→ **Prompt**: Quote the records below in full, exactly as given, with the images taken out.

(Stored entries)
------------------------------------------------------------

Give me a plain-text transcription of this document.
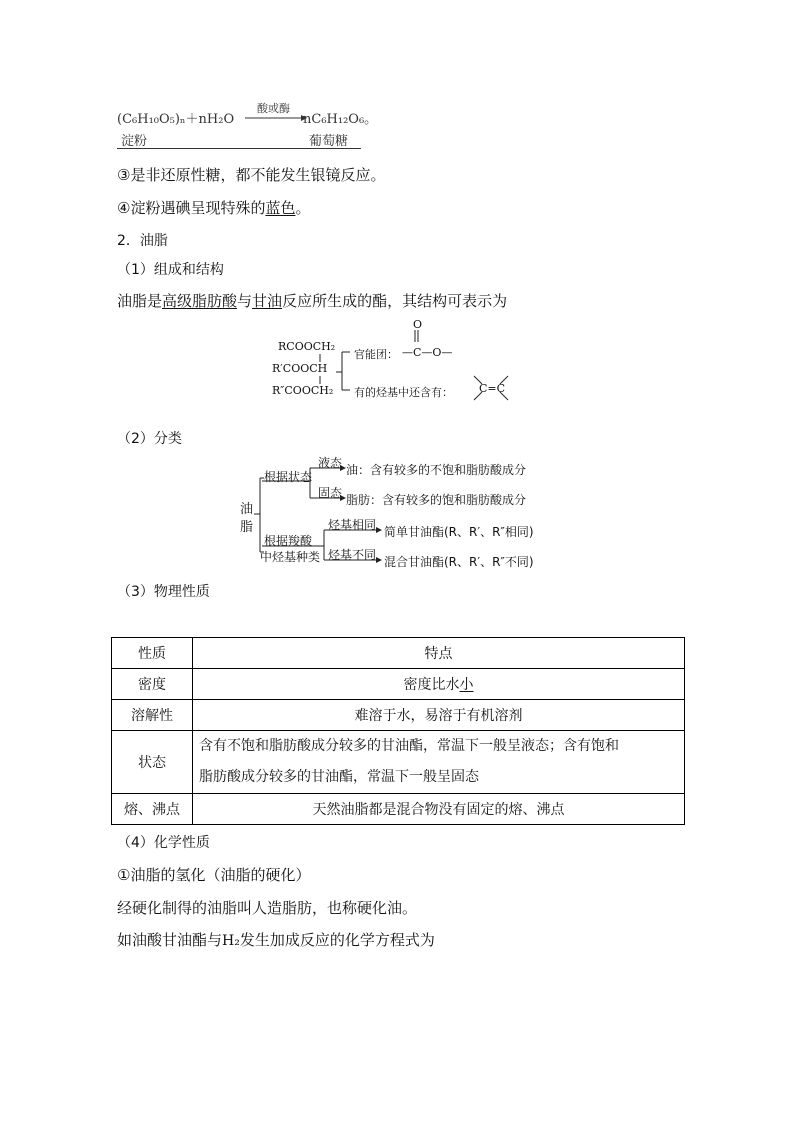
(C₆H₁₀O₅)ₙ＋nH₂O
酸或酶
nC₆H₁₂O₆。
淀粉	葡萄糖
③是非还原性糖，都不能发生银镜反应。
④淀粉遇碘呈现特殊的蓝色。
2．油脂
（1）组成和结构
油脂是高级脂肪酸与甘油反应所生成的酯，其结构可表示为
RCOOCH₂
R′COOCH
R″COOCH₂
官能团：
O
—C—O—
有的烃基中还含有： C=C
（2）分类
油
脂
根据状态
液态
固态
油：含有较多的不饱和脂肪酸成分
脂肪：含有较多的饱和脂肪酸成分
根据羧酸
中烃基种类
烃基相同
烃基不同
简单甘油酯(R、R′、R″相同)
混合甘油酯(R、R′、R″不同)
（3）物理性质
性质	特点
密度	密度比水小
溶解性	难溶于水，易溶于有机溶剂
状态	含有不饱和脂肪酸成分较多的甘油酯，常温下一般呈液态；含有饱和
脂肪酸成分较多的甘油酯，常温下一般呈固态

熔、沸点	天然油脂都是混合物没有固定的熔、沸点
（4）化学性质
①油脂的氢化（油脂的硬化）
经硬化制得的油脂叫人造脂肪，也称硬化油。
如油酸甘油酯与H₂发生加成反应的化学方程式为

------------------------------------------------------------

→ **The response**:
Give me a plain-text transcription of this document.
(C₆H₁₀O₅)ₙ＋nH₂O
酸或酶
nC₆H₁₂O₆。
淀粉	葡萄糖
③是非还原性糖，都不能发生银镜反应。
④淀粉遇碘呈现特殊的蓝色。
2．油脂
（1）组成和结构
油脂是高级脂肪酸与甘油反应所生成的酯，其结构可表示为
RCOOCH₂
R′COOCH
R″COOCH₂
官能团：
O
—C—O—
有的烃基中还含有： C=C
（2）分类
油
脂
根据状态
液态
固态
油：含有较多的不饱和脂肪酸成分
脂肪：含有较多的饱和脂肪酸成分
根据羧酸
中烃基种类
烃基相同
烃基不同
简单甘油酯(R、R′、R″相同)
混合甘油酯(R、R′、R″不同)
（3）物理性质
性质	特点
密度	密度比水小
溶解性	难溶于水，易溶于有机溶剂
状态	含有不饱和脂肪酸成分较多的甘油酯，常温下一般呈液态；含有饱和
脂肪酸成分较多的甘油酯，常温下一般呈固态

熔、沸点	天然油脂都是混合物没有固定的熔、沸点
（4）化学性质
①油脂的氢化（油脂的硬化）
经硬化制得的油脂叫人造脂肪，也称硬化油。
如油酸甘油酯与H₂发生加成反应的化学方程式为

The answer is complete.